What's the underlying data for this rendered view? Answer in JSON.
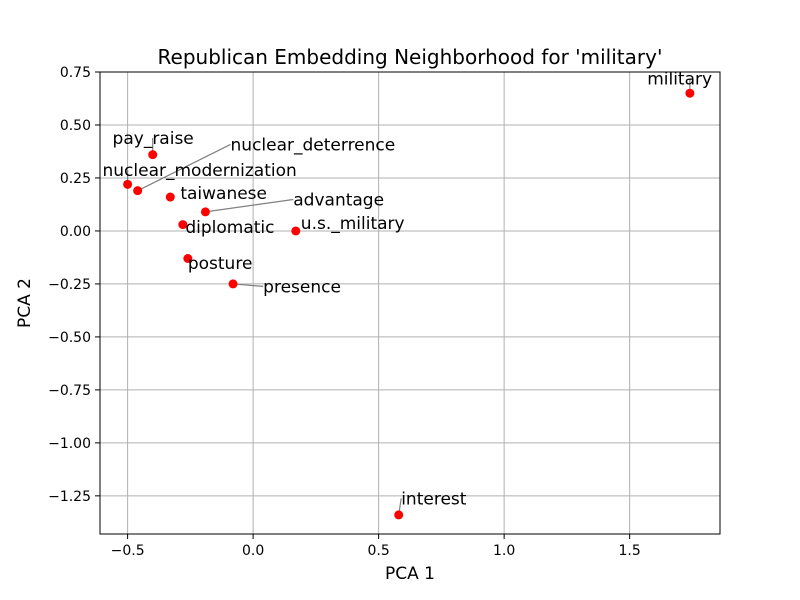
{
  "chart_data": {
    "type": "scatter",
    "title": "Republican Embedding Neighborhood for 'military'",
    "xlabel": "PCA 1",
    "ylabel": "PCA 2",
    "xlim": [
      -0.61,
      1.86
    ],
    "ylim": [
      -1.43,
      0.75
    ],
    "xticks": [
      -0.5,
      0.0,
      0.5,
      1.0,
      1.5
    ],
    "yticks": [
      0.75,
      0.5,
      0.25,
      0.0,
      -0.25,
      -0.5,
      -0.75,
      -1.0,
      -1.25
    ],
    "xtick_labels": [
      "−0.5",
      "0.0",
      "0.5",
      "1.0",
      "1.5"
    ],
    "ytick_labels": [
      "0.75",
      "0.50",
      "0.25",
      "0.00",
      "−0.25",
      "−0.50",
      "−0.75",
      "−1.00",
      "−1.25"
    ],
    "grid": true,
    "marker_color": "#ff0000",
    "leader_color": "#808080",
    "points": [
      {
        "label": "military",
        "x": 1.74,
        "y": 0.65,
        "lx": 1.57,
        "ly": 0.69
      },
      {
        "label": "pay_raise",
        "x": -0.4,
        "y": 0.36,
        "lx": -0.56,
        "ly": 0.41
      },
      {
        "label": "nuclear_deterrence",
        "x": -0.46,
        "y": 0.19,
        "lx": -0.09,
        "ly": 0.38
      },
      {
        "label": "nuclear_modernization",
        "x": -0.5,
        "y": 0.22,
        "lx": -0.6,
        "ly": 0.26
      },
      {
        "label": "taiwanese",
        "x": -0.33,
        "y": 0.16,
        "lx": -0.29,
        "ly": 0.15
      },
      {
        "label": "advantage",
        "x": -0.19,
        "y": 0.09,
        "lx": 0.16,
        "ly": 0.12
      },
      {
        "label": "u.s._military",
        "x": 0.17,
        "y": 0.0,
        "lx": 0.19,
        "ly": 0.01
      },
      {
        "label": "diplomatic",
        "x": -0.28,
        "y": 0.03,
        "lx": -0.27,
        "ly": -0.01
      },
      {
        "label": "posture",
        "x": -0.26,
        "y": -0.13,
        "lx": -0.26,
        "ly": -0.18
      },
      {
        "label": "presence",
        "x": -0.08,
        "y": -0.25,
        "lx": 0.04,
        "ly": -0.29
      },
      {
        "label": "interest",
        "x": 0.58,
        "y": -1.34,
        "lx": 0.59,
        "ly": -1.29
      }
    ]
  }
}
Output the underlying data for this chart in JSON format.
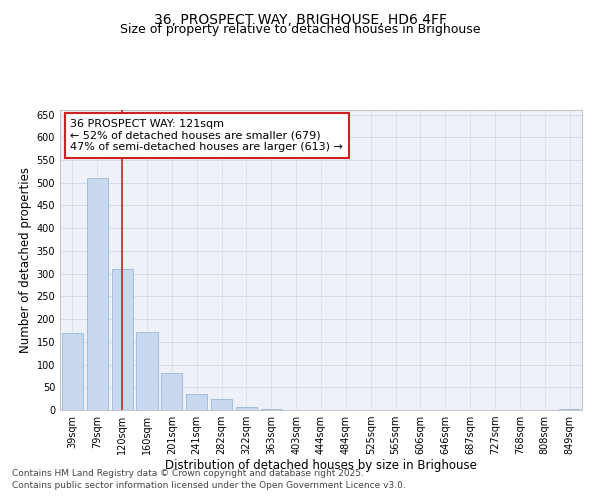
{
  "title_line1": "36, PROSPECT WAY, BRIGHOUSE, HD6 4FF",
  "title_line2": "Size of property relative to detached houses in Brighouse",
  "xlabel": "Distribution of detached houses by size in Brighouse",
  "ylabel": "Number of detached properties",
  "categories": [
    "39sqm",
    "79sqm",
    "120sqm",
    "160sqm",
    "201sqm",
    "241sqm",
    "282sqm",
    "322sqm",
    "363sqm",
    "403sqm",
    "444sqm",
    "484sqm",
    "525sqm",
    "565sqm",
    "606sqm",
    "646sqm",
    "687sqm",
    "727sqm",
    "768sqm",
    "808sqm",
    "849sqm"
  ],
  "values": [
    170,
    510,
    310,
    172,
    82,
    35,
    24,
    7,
    3,
    1,
    0,
    0,
    1,
    0,
    0,
    0,
    0,
    0,
    0,
    0,
    3
  ],
  "bar_color": "#c8d8ee",
  "bar_edge_color": "#99b8d8",
  "vline_x_index": 2,
  "vline_color": "#cc2222",
  "annotation_text": "36 PROSPECT WAY: 121sqm\n← 52% of detached houses are smaller (679)\n47% of semi-detached houses are larger (613) →",
  "annotation_box_facecolor": "#ffffff",
  "annotation_box_edgecolor": "#cc2222",
  "ylim": [
    0,
    660
  ],
  "yticks": [
    0,
    50,
    100,
    150,
    200,
    250,
    300,
    350,
    400,
    450,
    500,
    550,
    600,
    650
  ],
  "grid_color": "#d0dde8",
  "background_color": "#eef2f8",
  "footnote_line1": "Contains HM Land Registry data © Crown copyright and database right 2025.",
  "footnote_line2": "Contains public sector information licensed under the Open Government Licence v3.0.",
  "title_fontsize": 10,
  "subtitle_fontsize": 9,
  "tick_fontsize": 7,
  "xlabel_fontsize": 8.5,
  "ylabel_fontsize": 8.5,
  "annot_fontsize": 8,
  "footnote_fontsize": 6.5
}
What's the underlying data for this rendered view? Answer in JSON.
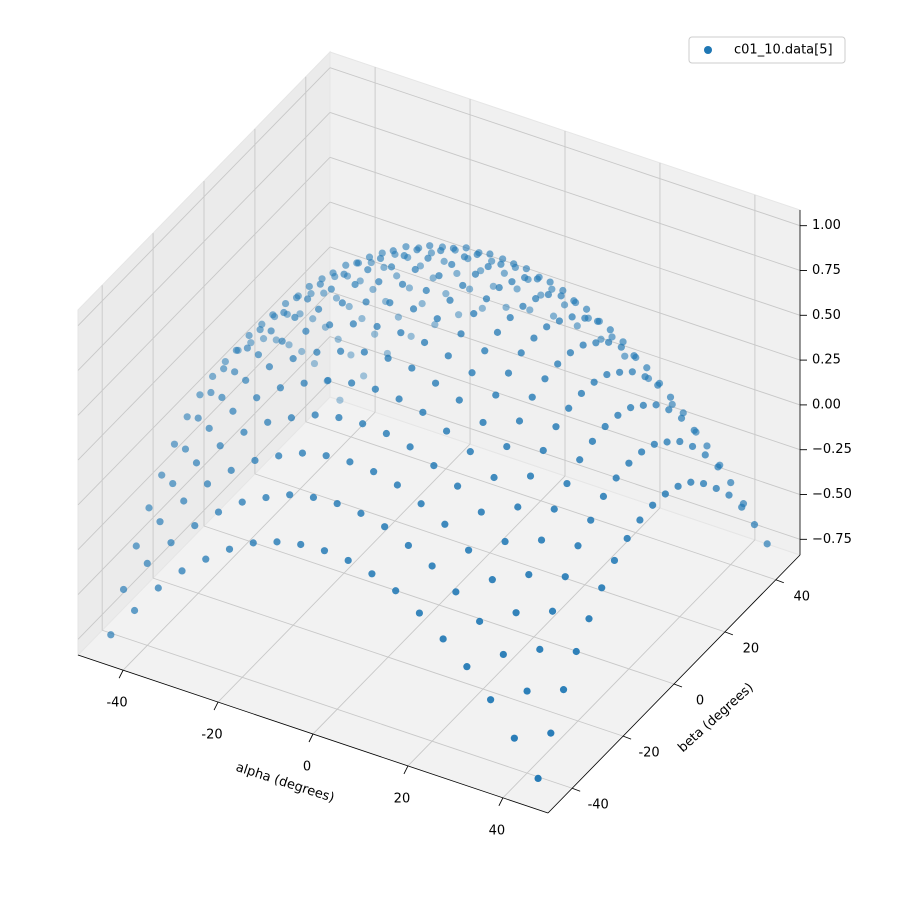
{
  "chart_data": {
    "type": "scatter3d",
    "xlabel": "alpha (degrees)",
    "ylabel": "beta (degrees)",
    "xlim": [
      -49.5,
      49.5
    ],
    "ylim": [
      -49.5,
      49.5
    ],
    "zlim": [
      -0.8375,
      1.0875
    ],
    "xticks": [
      -40,
      -20,
      0,
      20,
      40
    ],
    "yticks": [
      -40,
      -20,
      0,
      20,
      40
    ],
    "zticks": [
      {
        "value": -0.75,
        "label": "−0.75"
      },
      {
        "value": -0.5,
        "label": "−0.50"
      },
      {
        "value": -0.25,
        "label": "−0.25"
      },
      {
        "value": 0,
        "label": "0.00"
      },
      {
        "value": 0.25,
        "label": "0.25"
      },
      {
        "value": 0.5,
        "label": "0.50"
      },
      {
        "value": 0.75,
        "label": "0.75"
      },
      {
        "value": 1,
        "label": "1.00"
      }
    ],
    "grid": true,
    "legend": "upper right",
    "series": [
      {
        "name": "c01_10.data[5]",
        "color": "#1f77b4",
        "x": [
          -45,
          -40,
          -35,
          -30,
          -25,
          -20,
          -15,
          -10,
          -5,
          0,
          5,
          10,
          15,
          20,
          25,
          30,
          35,
          40,
          45,
          -45,
          -40,
          -35,
          -30,
          -25,
          -20,
          -15,
          -10,
          -5,
          0,
          5,
          10,
          15,
          20,
          25,
          30,
          35,
          40,
          45,
          -45,
          -40,
          -35,
          -30,
          -25,
          -20,
          -15,
          -10,
          -5,
          0,
          5,
          10,
          15,
          20,
          25,
          30,
          35,
          40,
          45,
          -45,
          -40,
          -35,
          -30,
          -25,
          -20,
          -15,
          -10,
          -5,
          0,
          5,
          10,
          15,
          20,
          25,
          30,
          35,
          40,
          45,
          -45,
          -40,
          -35,
          -30,
          -25,
          -20,
          -15,
          -10,
          -5,
          0,
          5,
          10,
          15,
          20,
          25,
          30,
          35,
          40,
          45,
          -45,
          -40,
          -35,
          -30,
          -25,
          -20,
          -15,
          -10,
          -5,
          0,
          5,
          10,
          15,
          20,
          25,
          30,
          35,
          40,
          45,
          -45,
          -40,
          -35,
          -30,
          -25,
          -20,
          -15,
          -10,
          -5,
          0,
          5,
          10,
          15,
          20,
          25,
          30,
          35,
          40,
          45,
          -45,
          -40,
          -35,
          -30,
          -25,
          -20,
          -15,
          -10,
          -5,
          0,
          5,
          10,
          15,
          20,
          25,
          30,
          35,
          40,
          45,
          -45,
          -40,
          -35,
          -30,
          -25,
          -20,
          -15,
          -10,
          -5,
          0,
          5,
          10,
          15,
          20,
          25,
          30,
          35,
          40,
          45,
          -45,
          -40,
          -35,
          -30,
          -25,
          -20,
          -15,
          -10,
          -5,
          0,
          5,
          10,
          15,
          20,
          25,
          30,
          35,
          40,
          45,
          -45,
          -40,
          -35,
          -30,
          -25,
          -20,
          -15,
          -10,
          -5,
          0,
          5,
          10,
          15,
          20,
          25,
          30,
          35,
          40,
          45,
          -45,
          -40,
          -35,
          -30,
          -25,
          -20,
          -15,
          -10,
          -5,
          0,
          5,
          10,
          15,
          20,
          25,
          30,
          35,
          40,
          45,
          -45,
          -40,
          -35,
          -30,
          -25,
          -20,
          -15,
          -10,
          -5,
          0,
          5,
          10,
          15,
          20,
          25,
          30,
          35,
          40,
          45,
          -45,
          -40,
          -35,
          -30,
          -25,
          -20,
          -15,
          -10,
          -5,
          0,
          5,
          10,
          15,
          20,
          25,
          30,
          35,
          40,
          45,
          -45,
          -40,
          -35,
          -30,
          -25,
          -20,
          -15,
          -10,
          -5,
          0,
          5,
          10,
          15,
          20,
          25,
          30,
          35,
          40,
          45,
          -45,
          -40,
          -35,
          -30,
          -25,
          -20,
          -15,
          -10,
          -5,
          0,
          5,
          10,
          15,
          20,
          25,
          30,
          35,
          40,
          45,
          -45,
          -40,
          -35,
          -30,
          -25,
          -20,
          -15,
          -10,
          -5,
          0,
          5,
          10,
          15,
          20,
          25,
          30,
          35,
          40,
          45,
          -45,
          -40,
          -35,
          -30,
          -25,
          -20,
          -15,
          -10,
          -5,
          0,
          5,
          10,
          15,
          20,
          25,
          30,
          35,
          40,
          45,
          -45,
          -40,
          -35,
          -30,
          -25,
          -20,
          -15,
          -10,
          -5,
          0,
          5,
          10,
          15,
          20,
          25,
          30,
          35,
          40,
          45
        ],
        "y": [
          -45,
          -45,
          -45,
          -45,
          -45,
          -45,
          -45,
          -45,
          -45,
          -45,
          -45,
          -45,
          -45,
          -45,
          -45,
          -45,
          -45,
          -45,
          -45,
          -40,
          -40,
          -40,
          -40,
          -40,
          -40,
          -40,
          -40,
          -40,
          -40,
          -40,
          -40,
          -40,
          -40,
          -40,
          -40,
          -40,
          -40,
          -40,
          -35,
          -35,
          -35,
          -35,
          -35,
          -35,
          -35,
          -35,
          -35,
          -35,
          -35,
          -35,
          -35,
          -35,
          -35,
          -35,
          -35,
          -35,
          -35,
          -30,
          -30,
          -30,
          -30,
          -30,
          -30,
          -30,
          -30,
          -30,
          -30,
          -30,
          -30,
          -30,
          -30,
          -30,
          -30,
          -30,
          -30,
          -30,
          -25,
          -25,
          -25,
          -25,
          -25,
          -25,
          -25,
          -25,
          -25,
          -25,
          -25,
          -25,
          -25,
          -25,
          -25,
          -25,
          -25,
          -25,
          -25,
          -20,
          -20,
          -20,
          -20,
          -20,
          -20,
          -20,
          -20,
          -20,
          -20,
          -20,
          -20,
          -20,
          -20,
          -20,
          -20,
          -20,
          -20,
          -20,
          -15,
          -15,
          -15,
          -15,
          -15,
          -15,
          -15,
          -15,
          -15,
          -15,
          -15,
          -15,
          -15,
          -15,
          -15,
          -15,
          -15,
          -15,
          -15,
          -10,
          -10,
          -10,
          -10,
          -10,
          -10,
          -10,
          -10,
          -10,
          -10,
          -10,
          -10,
          -10,
          -10,
          -10,
          -10,
          -10,
          -10,
          -10,
          -5,
          -5,
          -5,
          -5,
          -5,
          -5,
          -5,
          -5,
          -5,
          -5,
          -5,
          -5,
          -5,
          -5,
          -5,
          -5,
          -5,
          -5,
          -5,
          0,
          0,
          0,
          0,
          0,
          0,
          0,
          0,
          0,
          0,
          0,
          0,
          0,
          0,
          0,
          0,
          0,
          0,
          0,
          5,
          5,
          5,
          5,
          5,
          5,
          5,
          5,
          5,
          5,
          5,
          5,
          5,
          5,
          5,
          5,
          5,
          5,
          5,
          10,
          10,
          10,
          10,
          10,
          10,
          10,
          10,
          10,
          10,
          10,
          10,
          10,
          10,
          10,
          10,
          10,
          10,
          10,
          15,
          15,
          15,
          15,
          15,
          15,
          15,
          15,
          15,
          15,
          15,
          15,
          15,
          15,
          15,
          15,
          15,
          15,
          15,
          20,
          20,
          20,
          20,
          20,
          20,
          20,
          20,
          20,
          20,
          20,
          20,
          20,
          20,
          20,
          20,
          20,
          20,
          20,
          25,
          25,
          25,
          25,
          25,
          25,
          25,
          25,
          25,
          25,
          25,
          25,
          25,
          25,
          25,
          25,
          25,
          25,
          25,
          30,
          30,
          30,
          30,
          30,
          30,
          30,
          30,
          30,
          30,
          30,
          30,
          30,
          30,
          30,
          30,
          30,
          30,
          30,
          35,
          35,
          35,
          35,
          35,
          35,
          35,
          35,
          35,
          35,
          35,
          35,
          35,
          35,
          35,
          35,
          35,
          35,
          35,
          40,
          40,
          40,
          40,
          40,
          40,
          40,
          40,
          40,
          40,
          40,
          40,
          40,
          40,
          40,
          40,
          40,
          40,
          40,
          45,
          45,
          45,
          45,
          45,
          45,
          45,
          45,
          45,
          45,
          45,
          45,
          45,
          45,
          45,
          45,
          45,
          45,
          45
        ],
        "z": [
          -0.75,
          -0.57,
          -0.4,
          -0.26,
          -0.15,
          -0.05,
          0.03,
          0.08,
          0.11,
          0.12,
          0.11,
          0.08,
          0.03,
          -0.05,
          -0.15,
          -0.26,
          -0.4,
          -0.57,
          -0.75,
          -0.57,
          -0.38,
          -0.22,
          -0.08,
          0.04,
          0.14,
          0.21,
          0.27,
          0.3,
          0.31,
          0.3,
          0.27,
          0.21,
          0.14,
          0.04,
          -0.08,
          -0.22,
          -0.38,
          -0.57,
          -0.4,
          -0.22,
          -0.06,
          0.08,
          0.2,
          0.3,
          0.37,
          0.43,
          0.46,
          0.47,
          0.46,
          0.43,
          0.37,
          0.3,
          0.2,
          0.08,
          -0.06,
          -0.22,
          -0.4,
          -0.26,
          -0.08,
          0.08,
          0.22,
          0.34,
          0.44,
          0.51,
          0.57,
          0.6,
          0.61,
          0.6,
          0.57,
          0.51,
          0.44,
          0.34,
          0.22,
          0.08,
          -0.08,
          -0.26,
          -0.15,
          0.04,
          0.2,
          0.34,
          0.46,
          0.56,
          0.63,
          0.69,
          0.72,
          0.73,
          0.72,
          0.69,
          0.63,
          0.56,
          0.46,
          0.34,
          0.2,
          0.04,
          -0.15,
          -0.05,
          0.14,
          0.3,
          0.44,
          0.56,
          0.65,
          0.73,
          0.78,
          0.82,
          0.83,
          0.82,
          0.78,
          0.73,
          0.65,
          0.56,
          0.44,
          0.3,
          0.14,
          -0.05,
          0.03,
          0.21,
          0.37,
          0.51,
          0.63,
          0.73,
          0.81,
          0.86,
          0.89,
          0.9,
          0.89,
          0.86,
          0.81,
          0.73,
          0.63,
          0.51,
          0.37,
          0.21,
          0.03,
          0.08,
          0.27,
          0.43,
          0.57,
          0.69,
          0.78,
          0.86,
          0.91,
          0.95,
          0.96,
          0.95,
          0.91,
          0.86,
          0.78,
          0.69,
          0.57,
          0.43,
          0.27,
          0.08,
          0.11,
          0.3,
          0.46,
          0.6,
          0.72,
          0.82,
          0.89,
          0.95,
          0.98,
          0.99,
          0.98,
          0.95,
          0.89,
          0.82,
          0.72,
          0.6,
          0.46,
          0.3,
          0.11,
          0.12,
          0.31,
          0.47,
          0.61,
          0.73,
          0.83,
          0.9,
          0.96,
          0.99,
          1,
          0.99,
          0.96,
          0.9,
          0.83,
          0.73,
          0.61,
          0.47,
          0.31,
          0.12,
          0.11,
          0.3,
          0.46,
          0.6,
          0.72,
          0.82,
          0.89,
          0.95,
          0.98,
          0.99,
          0.98,
          0.95,
          0.89,
          0.82,
          0.72,
          0.6,
          0.46,
          0.3,
          0.11,
          0.08,
          0.27,
          0.43,
          0.57,
          0.69,
          0.78,
          0.86,
          0.91,
          0.95,
          0.96,
          0.95,
          0.91,
          0.86,
          0.78,
          0.69,
          0.57,
          0.43,
          0.27,
          0.08,
          0.03,
          0.21,
          0.37,
          0.51,
          0.63,
          0.73,
          0.81,
          0.86,
          0.89,
          0.9,
          0.89,
          0.86,
          0.81,
          0.73,
          0.63,
          0.51,
          0.37,
          0.21,
          0.03,
          -0.05,
          0.14,
          0.3,
          0.44,
          0.56,
          0.65,
          0.73,
          0.78,
          0.82,
          0.83,
          0.82,
          0.78,
          0.73,
          0.65,
          0.56,
          0.44,
          0.3,
          0.14,
          -0.05,
          -0.15,
          0.04,
          0.2,
          0.34,
          0.46,
          0.56,
          0.63,
          0.69,
          0.72,
          0.73,
          0.72,
          0.69,
          0.63,
          0.56,
          0.46,
          0.34,
          0.2,
          0.04,
          -0.15,
          -0.26,
          -0.08,
          0.08,
          0.22,
          0.34,
          0.44,
          0.51,
          0.57,
          0.6,
          0.61,
          0.6,
          0.57,
          0.51,
          0.44,
          0.34,
          0.22,
          0.08,
          -0.08,
          -0.26,
          -0.4,
          -0.22,
          -0.06,
          0.08,
          0.2,
          0.3,
          0.37,
          0.43,
          0.46,
          0.47,
          0.46,
          0.43,
          0.37,
          0.3,
          0.2,
          0.08,
          -0.06,
          -0.22,
          -0.4,
          -0.57,
          -0.38,
          -0.22,
          -0.08,
          0.04,
          0.14,
          0.21,
          0.27,
          0.3,
          0.31,
          0.3,
          0.27,
          0.21,
          0.14,
          0.04,
          -0.08,
          -0.22,
          -0.38,
          -0.57,
          -0.75,
          -0.57,
          -0.4,
          -0.26,
          -0.15,
          -0.05,
          0.03,
          0.08,
          0.11,
          0.12,
          0.11,
          0.08,
          0.03,
          -0.05,
          -0.15,
          -0.26,
          -0.4,
          -0.57,
          -0.75
        ]
      }
    ]
  }
}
◆ ◆ ◆ ◆
*Problem*. Report every line containing the word "houses" from the listing above.

*Reply to the exercise*.
  "title_line2": "Size of property relative to detached houses in Brighouse",
  "xlabel": "Distribution of detached houses by size in Brighouse",
  "annotation_text": "36 PROSPECT WAY: 121sqm\n← 52% of detached houses are smaller (679)\n47% of semi-detached houses are larger (613) →",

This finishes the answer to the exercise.